─── Extracted information

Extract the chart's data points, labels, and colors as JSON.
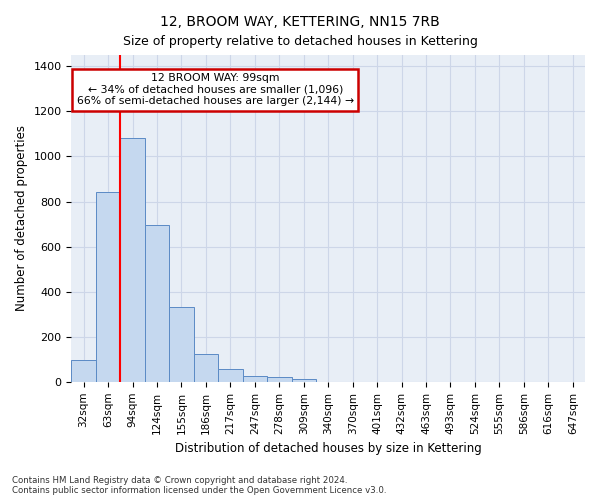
{
  "title": "12, BROOM WAY, KETTERING, NN15 7RB",
  "subtitle": "Size of property relative to detached houses in Kettering",
  "xlabel": "Distribution of detached houses by size in Kettering",
  "ylabel": "Number of detached properties",
  "bin_labels": [
    "32sqm",
    "63sqm",
    "94sqm",
    "124sqm",
    "155sqm",
    "186sqm",
    "217sqm",
    "247sqm",
    "278sqm",
    "309sqm",
    "340sqm",
    "370sqm",
    "401sqm",
    "432sqm",
    "463sqm",
    "493sqm",
    "524sqm",
    "555sqm",
    "586sqm",
    "616sqm",
    "647sqm"
  ],
  "bar_values": [
    95,
    840,
    1080,
    695,
    330,
    125,
    55,
    25,
    20,
    12,
    0,
    0,
    0,
    0,
    0,
    0,
    0,
    0,
    0,
    0,
    0
  ],
  "bar_color": "#c5d8ef",
  "bar_edge_color": "#5b8ac5",
  "red_line_x": 1.5,
  "annotation_line1": "12 BROOM WAY: 99sqm",
  "annotation_line2": "← 34% of detached houses are smaller (1,096)",
  "annotation_line3": "66% of semi-detached houses are larger (2,144) →",
  "annotation_box_color": "#ffffff",
  "annotation_box_edge_color": "#cc0000",
  "ylim": [
    0,
    1450
  ],
  "yticks": [
    0,
    200,
    400,
    600,
    800,
    1000,
    1200,
    1400
  ],
  "footer_line1": "Contains HM Land Registry data © Crown copyright and database right 2024.",
  "footer_line2": "Contains public sector information licensed under the Open Government Licence v3.0.",
  "grid_color": "#cdd6e8",
  "bg_color": "#e8eef6"
}
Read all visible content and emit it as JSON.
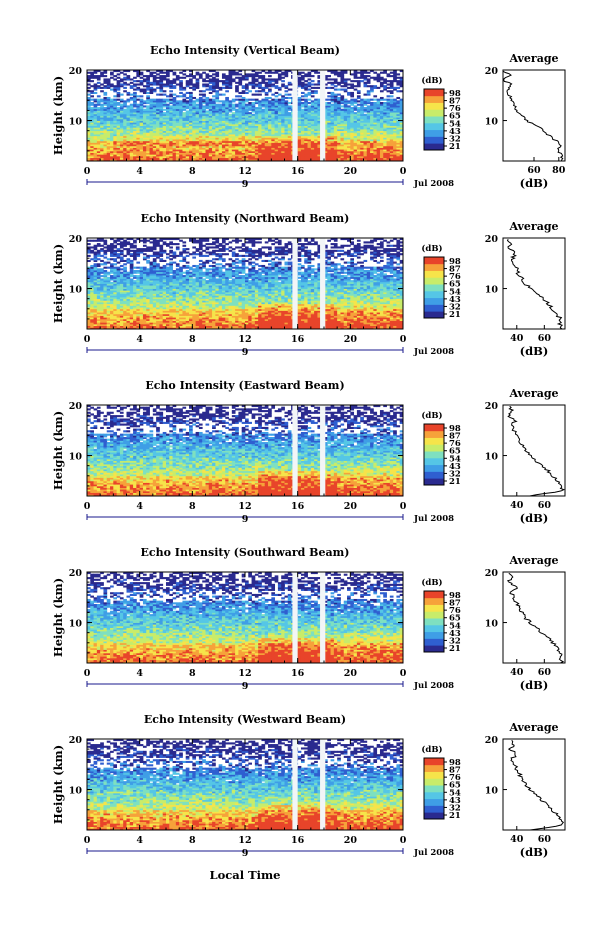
{
  "figure": {
    "xlabel": "Local Time",
    "date_label": "Jul 2008",
    "day_label": "9"
  },
  "colormap": {
    "unit": "(dB)",
    "tick_labels": [
      "98",
      "87",
      "76",
      "65",
      "54",
      "43",
      "32",
      "21"
    ],
    "colors": [
      "#2a2a8f",
      "#2f5fd0",
      "#3f9ee6",
      "#55c6e6",
      "#7ee0c0",
      "#c8ec6a",
      "#f6e44a",
      "#f6a23a",
      "#e8442a"
    ]
  },
  "chart_data": [
    {
      "type": "heatmap",
      "title": "Echo Intensity (Vertical Beam)",
      "ylabel": "Height (km)",
      "x_ticks": [
        "0",
        "4",
        "8",
        "12",
        "16",
        "20",
        "0"
      ],
      "y_ticks": [
        "10",
        "20"
      ],
      "xlim": [
        0,
        24
      ],
      "ylim": [
        2,
        20
      ],
      "gaps_hours": [
        [
          15.6,
          16.0
        ],
        [
          17.7,
          18.1
        ]
      ],
      "profile": {
        "title": "Average",
        "xlabel": "(dB)",
        "x_ticks": [
          "60",
          "80"
        ],
        "y_ticks": [
          "10",
          "20"
        ],
        "xlim": [
          35,
          85
        ],
        "heights": [
          2,
          3,
          4,
          5,
          6,
          7,
          8,
          9,
          10,
          11,
          12,
          13,
          14,
          15,
          16,
          17,
          18,
          19,
          20
        ],
        "values": [
          81,
          83,
          79,
          82,
          78,
          72,
          68,
          62,
          54,
          50,
          46,
          44,
          42,
          40,
          38,
          42,
          36,
          40,
          35
        ]
      }
    },
    {
      "type": "heatmap",
      "title": "Echo Intensity (Northward Beam)",
      "ylabel": "Height (km)",
      "x_ticks": [
        "0",
        "4",
        "8",
        "12",
        "16",
        "20",
        "0"
      ],
      "y_ticks": [
        "10",
        "20"
      ],
      "xlim": [
        0,
        24
      ],
      "ylim": [
        2,
        20
      ],
      "gaps_hours": [
        [
          15.6,
          16.0
        ],
        [
          17.7,
          18.1
        ]
      ],
      "profile": {
        "title": "Average",
        "xlabel": "(dB)",
        "x_ticks": [
          "40",
          "60"
        ],
        "y_ticks": [
          "10",
          "20"
        ],
        "xlim": [
          30,
          75
        ],
        "heights": [
          2,
          3,
          4,
          5,
          6,
          7,
          8,
          9,
          10,
          11,
          12,
          13,
          14,
          15,
          16,
          17,
          18,
          19,
          20
        ],
        "values": [
          73,
          71,
          72,
          68,
          66,
          63,
          59,
          55,
          50,
          46,
          44,
          41,
          40,
          38,
          37,
          39,
          34,
          36,
          33
        ]
      }
    },
    {
      "type": "heatmap",
      "title": "Echo Intensity (Eastward Beam)",
      "ylabel": "Height (km)",
      "x_ticks": [
        "0",
        "4",
        "8",
        "12",
        "16",
        "20",
        "0"
      ],
      "y_ticks": [
        "10",
        "20"
      ],
      "xlim": [
        0,
        24
      ],
      "ylim": [
        2,
        20
      ],
      "gaps_hours": [
        [
          15.6,
          16.0
        ],
        [
          17.7,
          18.1
        ]
      ],
      "profile": {
        "title": "Average",
        "xlabel": "(dB)",
        "x_ticks": [
          "40",
          "60"
        ],
        "y_ticks": [
          "10",
          "20"
        ],
        "xlim": [
          30,
          75
        ],
        "heights": [
          2,
          3,
          4,
          5,
          6,
          7,
          8,
          9,
          10,
          11,
          12,
          13,
          14,
          15,
          16,
          17,
          18,
          19,
          20
        ],
        "values": [
          48,
          73,
          72,
          70,
          66,
          63,
          58,
          54,
          50,
          46,
          44,
          41,
          40,
          38,
          37,
          39,
          34,
          36,
          33
        ]
      }
    },
    {
      "type": "heatmap",
      "title": "Echo Intensity (Southward Beam)",
      "ylabel": "Height (km)",
      "x_ticks": [
        "0",
        "4",
        "8",
        "12",
        "16",
        "20",
        "0"
      ],
      "y_ticks": [
        "10",
        "20"
      ],
      "xlim": [
        0,
        24
      ],
      "ylim": [
        2,
        20
      ],
      "gaps_hours": [
        [
          15.6,
          16.0
        ],
        [
          17.7,
          18.1
        ]
      ],
      "profile": {
        "title": "Average",
        "xlabel": "(dB)",
        "x_ticks": [
          "40",
          "60"
        ],
        "y_ticks": [
          "10",
          "20"
        ],
        "xlim": [
          30,
          75
        ],
        "heights": [
          2,
          3,
          4,
          5,
          6,
          7,
          8,
          9,
          10,
          11,
          12,
          13,
          14,
          15,
          16,
          17,
          18,
          19,
          20
        ],
        "values": [
          73,
          72,
          71,
          69,
          66,
          63,
          58,
          54,
          50,
          46,
          44,
          42,
          40,
          38,
          36,
          40,
          34,
          37,
          33
        ]
      }
    },
    {
      "type": "heatmap",
      "title": "Echo Intensity (Westward Beam)",
      "ylabel": "Height (km)",
      "x_ticks": [
        "0",
        "4",
        "8",
        "12",
        "16",
        "20",
        "0"
      ],
      "y_ticks": [
        "10",
        "20"
      ],
      "xlim": [
        0,
        24
      ],
      "ylim": [
        2,
        20
      ],
      "gaps_hours": [
        [
          15.6,
          16.0
        ],
        [
          17.7,
          18.1
        ]
      ],
      "profile": {
        "title": "Average",
        "xlabel": "(dB)",
        "x_ticks": [
          "40",
          "60"
        ],
        "y_ticks": [
          "10",
          "20"
        ],
        "xlim": [
          30,
          75
        ],
        "heights": [
          2,
          3,
          4,
          5,
          6,
          7,
          8,
          9,
          10,
          11,
          12,
          13,
          14,
          15,
          16,
          17,
          18,
          19,
          20
        ],
        "values": [
          50,
          73,
          72,
          69,
          66,
          62,
          58,
          54,
          50,
          46,
          44,
          42,
          40,
          38,
          36,
          40,
          35,
          38,
          34
        ]
      }
    }
  ]
}
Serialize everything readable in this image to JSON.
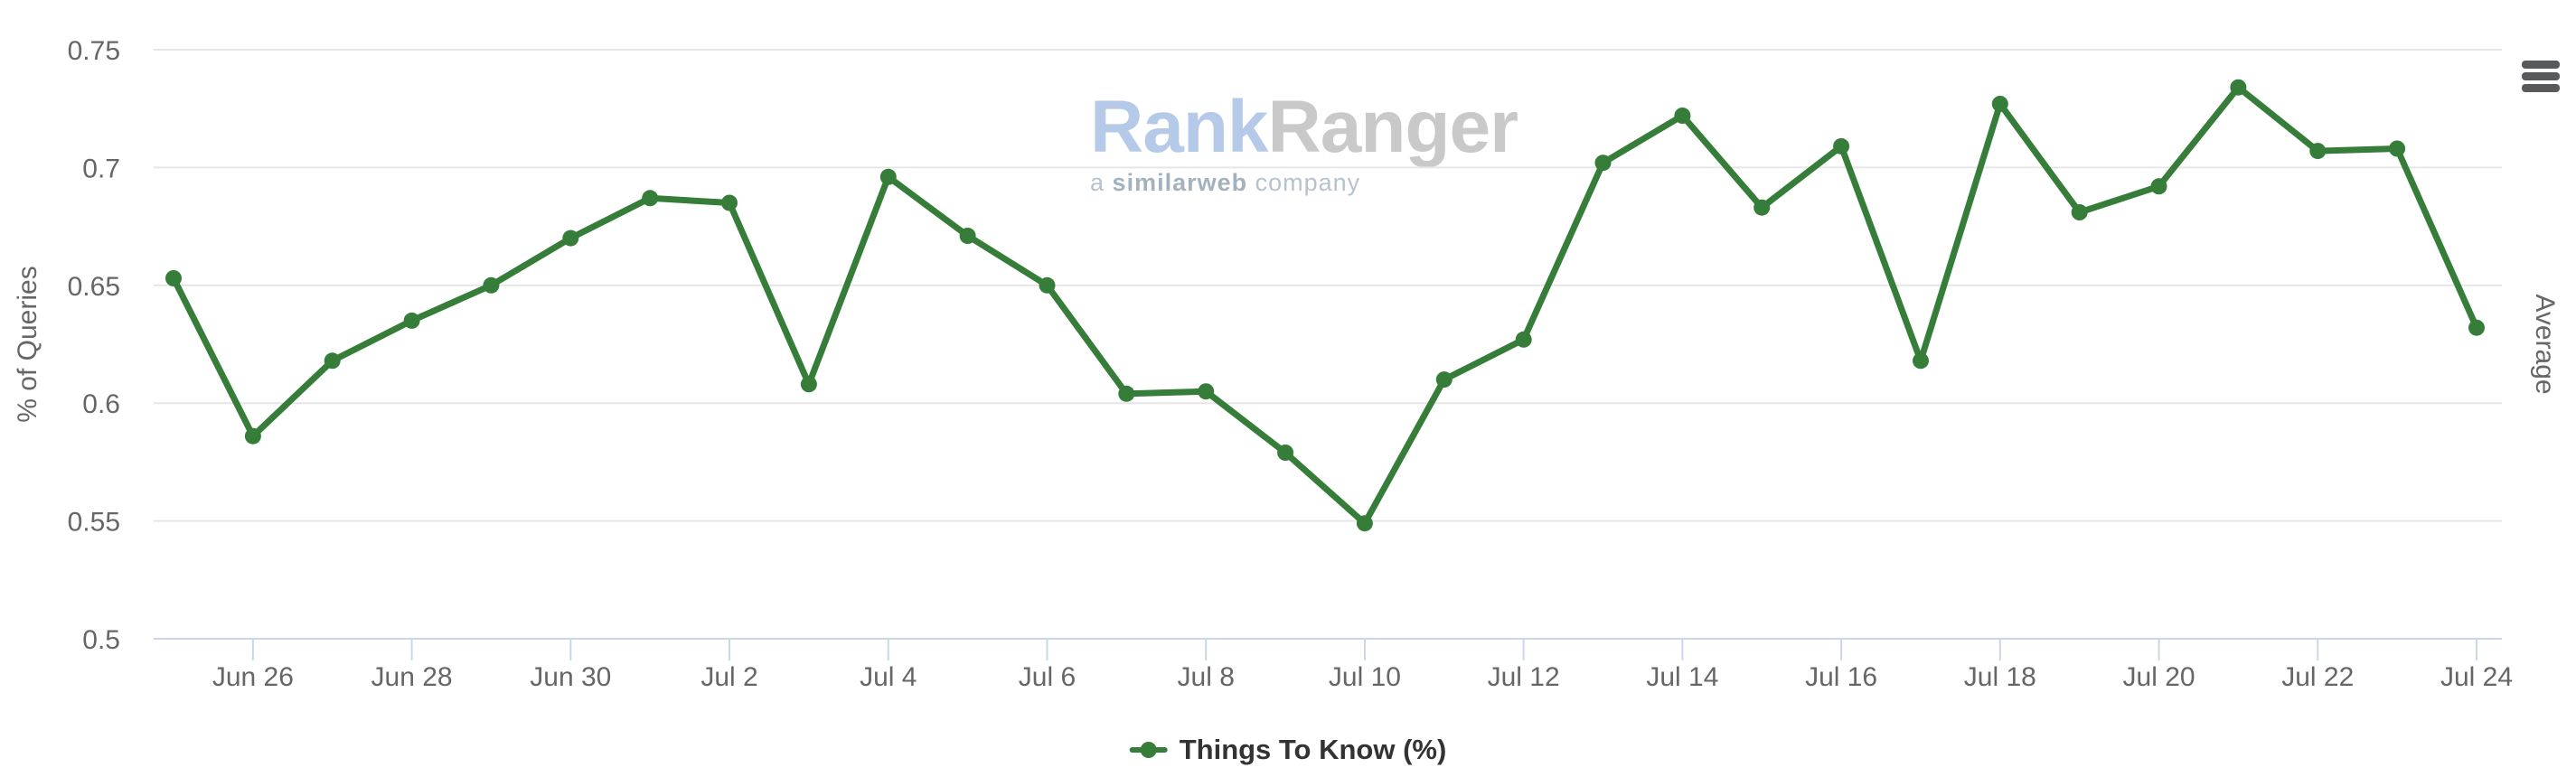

──────

Required work.
Looking at the entries above, how many lines contain the word "JSON"? Answer with the number alone.

Solution for this task.
3